▶ Objetivo:
Reproduzca sin alteraciones el fragmento del texto sobre el mar que empieza en las palabras "Después conocí el" y termina tras "desde las entrañas.".

▶ Texto mostrado:

▽

La primera vez que estuve frente al mar fue el océano Pacífico, en Michoacán, y la reducción del horizonte a una línea azul que se perdía en gradientes sobrepuestos hasta el infinito sigue llenando mis recuerdos. Hacia calor, se podía respirar poco por el cambio de altitud, y el sonido constante y estridente del agua golpeando su masa incontable creaba una multitud de rostros en la espuma. La arena era dorada, casi como el sol que cae verticalmente sobre de todo. Luego conocí otras playas, otros mares, otras impresiones de su enormidad. Para mí, el mar es un perene recordatorio de lo ínfimos que somos en el mundo, y dentro de los límites de lo racional, de nuestra embriagante soberbia. Sentir esas fuerzas en perpetua bonanza ayudan a liberarse de la pesada carga del ego, reconociendo cuán insignificantes somos para las fuerzas de la naturaleza, de una templada y tranquila.

Después conocí el mar nocturno, las tormentas eléctricas que se extienden en la muralla del horizonte requemando la vista con sus platinados y púrpuras, el vacío entre las distancias y la soledad de San Blas. El mar que antes fue tranquilo, ahora un gruñido permanente donde las ballenas se divisaban a lo lejos, porque allí la vida transcurre con sus singular sin mostrarse con mayores ontologías de la duda de por qué tenemos que darle significado a todo lo que nos rodea. Ante la violencia, nuestra especialidad como especie, somos también poca cosa. ¿qué habrá más allá de las costas del miedo? ¿Hay algún sitio que alguna vez nos sea un hogar verdadero? En la de mientras, esperar a que la inclemencia de la arena disminuya, y ese bufido del aire se apague desde las entrañas.

△

▶ Entradas del conjunto de datos:
▽

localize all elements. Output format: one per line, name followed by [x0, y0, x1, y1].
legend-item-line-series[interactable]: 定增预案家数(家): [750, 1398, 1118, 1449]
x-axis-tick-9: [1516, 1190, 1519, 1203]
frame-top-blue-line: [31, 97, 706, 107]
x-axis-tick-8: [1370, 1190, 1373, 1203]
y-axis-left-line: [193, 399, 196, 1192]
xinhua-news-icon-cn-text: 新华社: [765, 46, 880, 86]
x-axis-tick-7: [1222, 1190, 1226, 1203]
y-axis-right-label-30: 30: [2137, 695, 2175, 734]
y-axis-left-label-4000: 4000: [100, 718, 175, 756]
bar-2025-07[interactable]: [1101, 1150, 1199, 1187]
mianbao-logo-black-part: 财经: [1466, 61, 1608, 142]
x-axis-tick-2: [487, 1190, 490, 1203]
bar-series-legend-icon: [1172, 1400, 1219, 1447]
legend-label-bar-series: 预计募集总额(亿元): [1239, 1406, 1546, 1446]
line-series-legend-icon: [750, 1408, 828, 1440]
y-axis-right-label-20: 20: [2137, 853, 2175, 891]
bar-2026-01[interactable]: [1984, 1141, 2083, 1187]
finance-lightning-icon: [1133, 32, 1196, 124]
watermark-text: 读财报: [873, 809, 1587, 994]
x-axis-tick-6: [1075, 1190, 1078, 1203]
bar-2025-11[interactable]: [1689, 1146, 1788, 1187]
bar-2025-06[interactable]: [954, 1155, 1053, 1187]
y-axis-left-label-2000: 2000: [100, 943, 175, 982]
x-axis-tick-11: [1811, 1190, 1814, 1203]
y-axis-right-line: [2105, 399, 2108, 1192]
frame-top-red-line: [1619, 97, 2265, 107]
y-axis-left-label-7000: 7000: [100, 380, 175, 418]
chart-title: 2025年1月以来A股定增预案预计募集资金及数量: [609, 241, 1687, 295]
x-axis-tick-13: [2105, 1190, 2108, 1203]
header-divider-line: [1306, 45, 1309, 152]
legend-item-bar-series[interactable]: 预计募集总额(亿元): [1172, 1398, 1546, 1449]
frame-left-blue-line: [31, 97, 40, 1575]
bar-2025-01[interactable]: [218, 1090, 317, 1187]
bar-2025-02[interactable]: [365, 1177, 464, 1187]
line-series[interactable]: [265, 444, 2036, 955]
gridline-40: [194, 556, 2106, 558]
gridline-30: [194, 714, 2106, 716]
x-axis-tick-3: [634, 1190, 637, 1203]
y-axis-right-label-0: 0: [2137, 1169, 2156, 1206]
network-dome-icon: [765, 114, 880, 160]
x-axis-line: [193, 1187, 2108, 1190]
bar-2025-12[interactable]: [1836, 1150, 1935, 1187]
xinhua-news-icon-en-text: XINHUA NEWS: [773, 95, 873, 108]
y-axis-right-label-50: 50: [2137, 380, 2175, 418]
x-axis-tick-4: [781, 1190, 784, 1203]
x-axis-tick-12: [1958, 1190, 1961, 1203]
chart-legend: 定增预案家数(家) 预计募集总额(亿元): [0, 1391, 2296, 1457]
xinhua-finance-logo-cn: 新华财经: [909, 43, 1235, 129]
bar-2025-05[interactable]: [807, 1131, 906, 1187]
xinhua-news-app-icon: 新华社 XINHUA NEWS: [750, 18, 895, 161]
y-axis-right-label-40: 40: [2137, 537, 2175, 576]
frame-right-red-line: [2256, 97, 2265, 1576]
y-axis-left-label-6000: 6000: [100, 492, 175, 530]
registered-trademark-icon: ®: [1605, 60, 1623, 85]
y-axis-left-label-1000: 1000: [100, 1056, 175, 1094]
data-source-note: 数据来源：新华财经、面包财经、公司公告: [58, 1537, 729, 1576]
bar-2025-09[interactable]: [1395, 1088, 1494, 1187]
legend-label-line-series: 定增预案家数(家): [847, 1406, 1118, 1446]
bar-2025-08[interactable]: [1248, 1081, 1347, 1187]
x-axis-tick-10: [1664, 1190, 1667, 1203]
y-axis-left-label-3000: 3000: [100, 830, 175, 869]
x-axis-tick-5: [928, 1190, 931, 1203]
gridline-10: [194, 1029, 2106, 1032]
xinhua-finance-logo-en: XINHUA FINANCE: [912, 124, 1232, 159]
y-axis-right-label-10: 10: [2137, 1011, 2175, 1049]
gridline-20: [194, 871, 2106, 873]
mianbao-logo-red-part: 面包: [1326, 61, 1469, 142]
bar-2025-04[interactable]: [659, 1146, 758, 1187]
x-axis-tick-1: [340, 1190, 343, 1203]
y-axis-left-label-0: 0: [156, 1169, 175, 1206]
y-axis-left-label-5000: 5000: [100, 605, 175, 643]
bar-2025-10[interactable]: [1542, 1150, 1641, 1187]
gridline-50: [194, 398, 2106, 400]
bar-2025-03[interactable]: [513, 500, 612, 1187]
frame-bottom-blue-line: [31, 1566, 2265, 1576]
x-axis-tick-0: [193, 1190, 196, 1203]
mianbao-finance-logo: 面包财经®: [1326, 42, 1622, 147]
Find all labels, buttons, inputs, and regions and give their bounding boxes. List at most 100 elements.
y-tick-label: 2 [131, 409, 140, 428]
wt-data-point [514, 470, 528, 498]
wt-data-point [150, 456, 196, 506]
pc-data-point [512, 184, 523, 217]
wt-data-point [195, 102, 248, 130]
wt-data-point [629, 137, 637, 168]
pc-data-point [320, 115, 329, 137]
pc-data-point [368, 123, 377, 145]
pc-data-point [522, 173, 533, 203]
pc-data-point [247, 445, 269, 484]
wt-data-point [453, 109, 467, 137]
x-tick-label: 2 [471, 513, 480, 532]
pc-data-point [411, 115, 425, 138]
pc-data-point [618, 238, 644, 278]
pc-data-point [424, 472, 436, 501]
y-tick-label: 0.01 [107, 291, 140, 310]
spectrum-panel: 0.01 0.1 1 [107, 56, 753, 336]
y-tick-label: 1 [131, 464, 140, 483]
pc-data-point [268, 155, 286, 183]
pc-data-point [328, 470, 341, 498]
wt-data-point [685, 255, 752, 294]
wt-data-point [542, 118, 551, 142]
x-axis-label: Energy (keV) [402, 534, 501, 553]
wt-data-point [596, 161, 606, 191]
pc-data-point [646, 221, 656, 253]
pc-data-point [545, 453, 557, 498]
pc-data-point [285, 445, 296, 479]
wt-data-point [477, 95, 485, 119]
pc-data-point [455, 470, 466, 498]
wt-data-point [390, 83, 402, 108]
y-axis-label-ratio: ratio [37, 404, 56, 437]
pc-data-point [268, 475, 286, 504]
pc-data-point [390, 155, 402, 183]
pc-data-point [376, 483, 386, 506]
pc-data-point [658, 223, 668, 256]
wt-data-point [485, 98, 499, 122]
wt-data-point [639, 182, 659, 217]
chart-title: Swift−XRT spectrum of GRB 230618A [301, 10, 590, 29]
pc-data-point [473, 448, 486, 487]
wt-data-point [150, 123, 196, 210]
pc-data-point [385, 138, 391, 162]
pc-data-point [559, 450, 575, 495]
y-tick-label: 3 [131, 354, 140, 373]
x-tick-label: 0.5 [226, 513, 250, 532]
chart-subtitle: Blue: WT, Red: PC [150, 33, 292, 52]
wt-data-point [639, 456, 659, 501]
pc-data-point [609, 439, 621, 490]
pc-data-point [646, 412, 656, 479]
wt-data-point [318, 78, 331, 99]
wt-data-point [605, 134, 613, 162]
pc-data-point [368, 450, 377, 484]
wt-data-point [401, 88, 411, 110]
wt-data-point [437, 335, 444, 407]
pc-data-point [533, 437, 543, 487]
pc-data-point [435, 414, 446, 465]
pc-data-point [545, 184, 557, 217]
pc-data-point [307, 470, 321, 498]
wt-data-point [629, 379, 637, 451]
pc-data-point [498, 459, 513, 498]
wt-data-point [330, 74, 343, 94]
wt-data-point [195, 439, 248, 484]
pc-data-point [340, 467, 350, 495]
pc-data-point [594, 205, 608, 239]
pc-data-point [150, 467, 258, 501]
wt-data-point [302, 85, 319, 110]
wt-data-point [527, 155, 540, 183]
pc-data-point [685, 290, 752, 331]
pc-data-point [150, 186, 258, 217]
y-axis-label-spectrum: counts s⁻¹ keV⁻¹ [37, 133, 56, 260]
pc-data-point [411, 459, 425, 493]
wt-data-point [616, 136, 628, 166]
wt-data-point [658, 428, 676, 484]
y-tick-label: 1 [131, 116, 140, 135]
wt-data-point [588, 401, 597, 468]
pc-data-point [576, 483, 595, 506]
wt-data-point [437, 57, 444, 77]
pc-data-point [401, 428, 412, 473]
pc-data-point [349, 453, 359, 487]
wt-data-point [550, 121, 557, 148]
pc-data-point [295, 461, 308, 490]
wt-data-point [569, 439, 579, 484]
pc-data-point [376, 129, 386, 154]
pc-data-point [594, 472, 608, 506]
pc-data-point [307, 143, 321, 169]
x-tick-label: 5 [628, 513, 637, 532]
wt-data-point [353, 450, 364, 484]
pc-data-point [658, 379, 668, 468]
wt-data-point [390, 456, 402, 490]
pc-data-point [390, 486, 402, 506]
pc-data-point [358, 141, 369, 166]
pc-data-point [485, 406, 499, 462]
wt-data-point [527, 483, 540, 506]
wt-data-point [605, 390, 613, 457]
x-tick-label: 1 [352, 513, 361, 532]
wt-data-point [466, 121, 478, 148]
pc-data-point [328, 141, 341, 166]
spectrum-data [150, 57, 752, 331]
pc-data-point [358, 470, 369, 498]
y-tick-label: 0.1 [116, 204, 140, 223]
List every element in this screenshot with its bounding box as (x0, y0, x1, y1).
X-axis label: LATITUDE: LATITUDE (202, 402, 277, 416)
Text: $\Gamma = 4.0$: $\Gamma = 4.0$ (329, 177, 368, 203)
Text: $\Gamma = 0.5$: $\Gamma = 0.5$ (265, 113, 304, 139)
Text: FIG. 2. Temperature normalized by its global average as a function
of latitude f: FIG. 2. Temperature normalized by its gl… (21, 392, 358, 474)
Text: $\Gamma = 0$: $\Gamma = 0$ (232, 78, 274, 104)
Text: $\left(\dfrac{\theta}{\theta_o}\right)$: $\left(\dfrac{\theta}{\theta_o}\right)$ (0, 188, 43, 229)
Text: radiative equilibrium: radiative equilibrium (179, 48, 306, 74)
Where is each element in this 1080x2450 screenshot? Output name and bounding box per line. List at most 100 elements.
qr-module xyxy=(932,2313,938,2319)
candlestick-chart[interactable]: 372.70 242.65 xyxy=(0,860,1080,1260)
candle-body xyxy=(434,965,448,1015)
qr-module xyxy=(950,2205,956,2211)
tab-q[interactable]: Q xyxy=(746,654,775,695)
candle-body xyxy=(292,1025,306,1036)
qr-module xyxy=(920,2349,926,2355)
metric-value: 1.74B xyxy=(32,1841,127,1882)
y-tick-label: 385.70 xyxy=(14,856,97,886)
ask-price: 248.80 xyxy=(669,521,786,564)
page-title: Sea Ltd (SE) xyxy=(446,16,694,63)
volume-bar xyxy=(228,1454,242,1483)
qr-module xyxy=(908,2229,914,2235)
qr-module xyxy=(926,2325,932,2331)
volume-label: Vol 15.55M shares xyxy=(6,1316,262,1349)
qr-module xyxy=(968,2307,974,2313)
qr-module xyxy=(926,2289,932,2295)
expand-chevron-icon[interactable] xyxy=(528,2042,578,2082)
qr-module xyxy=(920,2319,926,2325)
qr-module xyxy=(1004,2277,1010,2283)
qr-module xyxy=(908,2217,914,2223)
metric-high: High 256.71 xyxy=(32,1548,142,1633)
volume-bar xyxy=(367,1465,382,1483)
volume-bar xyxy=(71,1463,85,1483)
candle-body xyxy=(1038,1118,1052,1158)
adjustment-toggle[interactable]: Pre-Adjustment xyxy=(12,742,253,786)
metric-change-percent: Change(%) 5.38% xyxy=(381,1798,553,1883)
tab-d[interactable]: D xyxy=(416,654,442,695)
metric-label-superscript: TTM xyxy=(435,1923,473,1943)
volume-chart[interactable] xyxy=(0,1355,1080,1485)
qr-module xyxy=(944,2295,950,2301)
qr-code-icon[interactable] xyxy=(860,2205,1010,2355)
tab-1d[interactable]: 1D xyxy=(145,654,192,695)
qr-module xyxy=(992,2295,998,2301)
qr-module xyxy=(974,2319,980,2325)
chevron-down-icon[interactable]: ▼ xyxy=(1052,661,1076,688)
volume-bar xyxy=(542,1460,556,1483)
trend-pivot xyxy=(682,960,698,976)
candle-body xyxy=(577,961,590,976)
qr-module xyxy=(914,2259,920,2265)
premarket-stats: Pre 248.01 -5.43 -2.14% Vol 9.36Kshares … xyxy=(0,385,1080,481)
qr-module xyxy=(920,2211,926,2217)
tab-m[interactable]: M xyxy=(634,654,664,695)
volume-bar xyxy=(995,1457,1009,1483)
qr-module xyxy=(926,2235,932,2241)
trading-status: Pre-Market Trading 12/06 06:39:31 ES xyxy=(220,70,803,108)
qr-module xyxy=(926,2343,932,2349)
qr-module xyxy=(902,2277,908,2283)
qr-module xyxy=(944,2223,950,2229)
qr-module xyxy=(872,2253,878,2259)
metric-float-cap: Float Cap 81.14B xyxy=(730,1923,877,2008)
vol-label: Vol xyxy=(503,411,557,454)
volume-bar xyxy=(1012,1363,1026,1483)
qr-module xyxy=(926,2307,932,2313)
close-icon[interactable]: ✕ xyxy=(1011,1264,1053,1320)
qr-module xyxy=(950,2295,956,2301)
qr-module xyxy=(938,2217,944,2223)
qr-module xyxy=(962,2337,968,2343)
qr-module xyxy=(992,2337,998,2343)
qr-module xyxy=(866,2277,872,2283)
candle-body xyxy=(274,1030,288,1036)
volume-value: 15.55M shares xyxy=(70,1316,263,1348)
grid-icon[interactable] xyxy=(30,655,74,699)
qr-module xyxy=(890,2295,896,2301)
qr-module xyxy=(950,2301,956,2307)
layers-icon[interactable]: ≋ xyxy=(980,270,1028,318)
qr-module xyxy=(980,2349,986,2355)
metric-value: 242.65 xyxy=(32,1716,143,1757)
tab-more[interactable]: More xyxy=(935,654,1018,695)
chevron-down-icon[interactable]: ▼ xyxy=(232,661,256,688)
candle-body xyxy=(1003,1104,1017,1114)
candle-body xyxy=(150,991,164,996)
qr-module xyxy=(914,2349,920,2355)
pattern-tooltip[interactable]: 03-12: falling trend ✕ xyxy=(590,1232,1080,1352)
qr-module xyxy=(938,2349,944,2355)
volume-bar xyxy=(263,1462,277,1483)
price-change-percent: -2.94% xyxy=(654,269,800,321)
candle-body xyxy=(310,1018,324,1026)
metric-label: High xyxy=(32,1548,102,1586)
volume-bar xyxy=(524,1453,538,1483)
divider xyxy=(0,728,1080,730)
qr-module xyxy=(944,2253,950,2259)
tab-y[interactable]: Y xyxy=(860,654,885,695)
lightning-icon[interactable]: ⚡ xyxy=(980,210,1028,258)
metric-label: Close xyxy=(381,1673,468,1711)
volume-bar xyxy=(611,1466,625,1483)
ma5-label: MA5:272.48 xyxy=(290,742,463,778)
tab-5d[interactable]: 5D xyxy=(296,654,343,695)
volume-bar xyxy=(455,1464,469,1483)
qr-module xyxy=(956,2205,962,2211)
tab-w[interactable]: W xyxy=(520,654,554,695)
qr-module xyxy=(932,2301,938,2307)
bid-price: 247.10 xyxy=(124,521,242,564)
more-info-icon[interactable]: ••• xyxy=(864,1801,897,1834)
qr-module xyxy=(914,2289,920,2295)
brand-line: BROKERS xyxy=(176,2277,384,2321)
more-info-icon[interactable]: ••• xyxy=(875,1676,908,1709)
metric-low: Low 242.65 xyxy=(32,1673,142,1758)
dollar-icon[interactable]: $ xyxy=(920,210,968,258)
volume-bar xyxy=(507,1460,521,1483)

△

▶ Resultado esperado:
Después conocí el mar nocturno, las tormentas eléctricas que se extienden en la muralla del horizonte requemando la vista con sus platinados y púrpuras, el vacío entre las distancias y la soledad de San Blas. El mar que antes fue tranquilo, ahora un gruñido permanente donde las ballenas se divisaban a lo lejos, porque allí la vida transcurre con sus singular sin mostrarse con mayores ontologías de la duda de por qué tenemos que darle significado a todo lo que nos rodea. Ante la violencia, nuestra especialidad como especie, somos también poca cosa. ¿qué habrá más allá de las costas del miedo? ¿Hay algún sitio que alguna vez nos sea un hogar verdadero? En la de mientras, esperar a que la inclemencia de la arena disminuya, y ese bufido del aire se apague desde las entrañas.